===== TASK INPUTS =====
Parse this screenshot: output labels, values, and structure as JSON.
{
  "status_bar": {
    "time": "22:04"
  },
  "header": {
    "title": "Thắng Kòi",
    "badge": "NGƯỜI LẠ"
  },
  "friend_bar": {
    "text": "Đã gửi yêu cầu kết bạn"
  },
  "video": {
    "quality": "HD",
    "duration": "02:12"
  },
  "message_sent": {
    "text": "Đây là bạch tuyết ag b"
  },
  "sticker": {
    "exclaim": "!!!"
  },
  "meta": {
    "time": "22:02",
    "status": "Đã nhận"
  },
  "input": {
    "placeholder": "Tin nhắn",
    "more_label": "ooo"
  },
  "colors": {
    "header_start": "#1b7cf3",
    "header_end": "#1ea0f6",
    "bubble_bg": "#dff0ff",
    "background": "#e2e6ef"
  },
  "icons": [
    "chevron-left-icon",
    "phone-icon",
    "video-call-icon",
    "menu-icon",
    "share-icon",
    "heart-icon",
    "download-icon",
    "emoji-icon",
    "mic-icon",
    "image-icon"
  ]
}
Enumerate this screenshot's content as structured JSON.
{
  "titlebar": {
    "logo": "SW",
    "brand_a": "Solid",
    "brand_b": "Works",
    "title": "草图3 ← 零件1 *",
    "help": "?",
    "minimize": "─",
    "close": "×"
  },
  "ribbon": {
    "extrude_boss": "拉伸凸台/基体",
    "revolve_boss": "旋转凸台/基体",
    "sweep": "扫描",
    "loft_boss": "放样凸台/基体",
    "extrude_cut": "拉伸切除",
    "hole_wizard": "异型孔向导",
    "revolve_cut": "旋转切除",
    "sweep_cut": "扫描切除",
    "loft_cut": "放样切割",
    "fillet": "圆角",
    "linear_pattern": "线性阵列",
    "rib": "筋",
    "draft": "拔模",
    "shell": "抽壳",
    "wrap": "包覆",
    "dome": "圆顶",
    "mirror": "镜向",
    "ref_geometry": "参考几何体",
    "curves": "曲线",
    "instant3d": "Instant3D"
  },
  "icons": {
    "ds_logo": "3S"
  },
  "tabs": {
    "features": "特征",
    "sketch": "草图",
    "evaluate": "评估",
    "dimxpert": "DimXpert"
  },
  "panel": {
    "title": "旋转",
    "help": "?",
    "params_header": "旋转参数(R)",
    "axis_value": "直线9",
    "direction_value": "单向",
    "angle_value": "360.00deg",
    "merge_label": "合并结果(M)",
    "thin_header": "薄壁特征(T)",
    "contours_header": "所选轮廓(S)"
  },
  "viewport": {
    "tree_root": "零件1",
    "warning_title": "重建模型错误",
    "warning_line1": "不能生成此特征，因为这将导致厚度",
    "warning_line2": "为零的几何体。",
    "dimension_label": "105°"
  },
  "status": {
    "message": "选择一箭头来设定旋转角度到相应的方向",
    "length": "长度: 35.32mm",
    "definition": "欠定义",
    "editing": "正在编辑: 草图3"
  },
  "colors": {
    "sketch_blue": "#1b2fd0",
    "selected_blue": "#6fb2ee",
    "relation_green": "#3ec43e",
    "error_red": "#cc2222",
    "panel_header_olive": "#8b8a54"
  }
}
=====
**WORK TO COMPLETE**:
Retype all the records, matching them exactly.

**EXERCISE SOLUTION**:
Parse this screenshot: output labels, values, and structure as JSON.
{
  "status_bar": {
    "time": "22:04"
  },
  "header": {
    "title": "Thắng Kòi",
    "badge": "NGƯỜI LẠ"
  },
  "friend_bar": {
    "text": "Đã gửi yêu cầu kết bạn"
  },
  "video": {
    "quality": "HD",
    "duration": "02:12"
  },
  "message_sent": {
    "text": "Đây là bạch tuyết ag b"
  },
  "sticker": {
    "exclaim": "!!!"
  },
  "meta": {
    "time": "22:02",
    "status": "Đã nhận"
  },
  "input": {
    "placeholder": "Tin nhắn",
    "more_label": "ooo"
  },
  "colors": {
    "header_start": "#1b7cf3",
    "header_end": "#1ea0f6",
    "bubble_bg": "#dff0ff",
    "background": "#e2e6ef"
  },
  "icons": [
    "chevron-left-icon",
    "phone-icon",
    "video-call-icon",
    "menu-icon",
    "share-icon",
    "heart-icon",
    "download-icon",
    "emoji-icon",
    "mic-icon",
    "image-icon"
  ]
}
Enumerate this screenshot's content as structured JSON.
{
  "titlebar": {
    "logo": "SW",
    "brand_a": "Solid",
    "brand_b": "Works",
    "title": "草图3 ← 零件1 *",
    "help": "?",
    "minimize": "─",
    "close": "×"
  },
  "ribbon": {
    "extrude_boss": "拉伸凸台/基体",
    "revolve_boss": "旋转凸台/基体",
    "sweep": "扫描",
    "loft_boss": "放样凸台/基体",
    "extrude_cut": "拉伸切除",
    "hole_wizard": "异型孔向导",
    "revolve_cut": "旋转切除",
    "sweep_cut": "扫描切除",
    "loft_cut": "放样切割",
    "fillet": "圆角",
    "linear_pattern": "线性阵列",
    "rib": "筋",
    "draft": "拔模",
    "shell": "抽壳",
    "wrap": "包覆",
    "dome": "圆顶",
    "mirror": "镜向",
    "ref_geometry": "参考几何体",
    "curves": "曲线",
    "instant3d": "Instant3D"
  },
  "icons": {
    "ds_logo": "3S"
  },
  "tabs": {
    "features": "特征",
    "sketch": "草图",
    "evaluate": "评估",
    "dimxpert": "DimXpert"
  },
  "panel": {
    "title": "旋转",
    "help": "?",
    "params_header": "旋转参数(R)",
    "axis_value": "直线9",
    "direction_value": "单向",
    "angle_value": "360.00deg",
    "merge_label": "合并结果(M)",
    "thin_header": "薄壁特征(T)",
    "contours_header": "所选轮廓(S)"
  },
  "viewport": {
    "tree_root": "零件1",
    "warning_title": "重建模型错误",
    "warning_line1": "不能生成此特征，因为这将导致厚度",
    "warning_line2": "为零的几何体。",
    "dimension_label": "105°"
  },
  "status": {
    "message": "选择一箭头来设定旋转角度到相应的方向",
    "length": "长度: 35.32mm",
    "definition": "欠定义",
    "editing": "正在编辑: 草图3"
  },
  "colors": {
    "sketch_blue": "#1b2fd0",
    "selected_blue": "#6fb2ee",
    "relation_green": "#3ec43e",
    "error_red": "#cc2222",
    "panel_header_olive": "#8b8a54"
  }
}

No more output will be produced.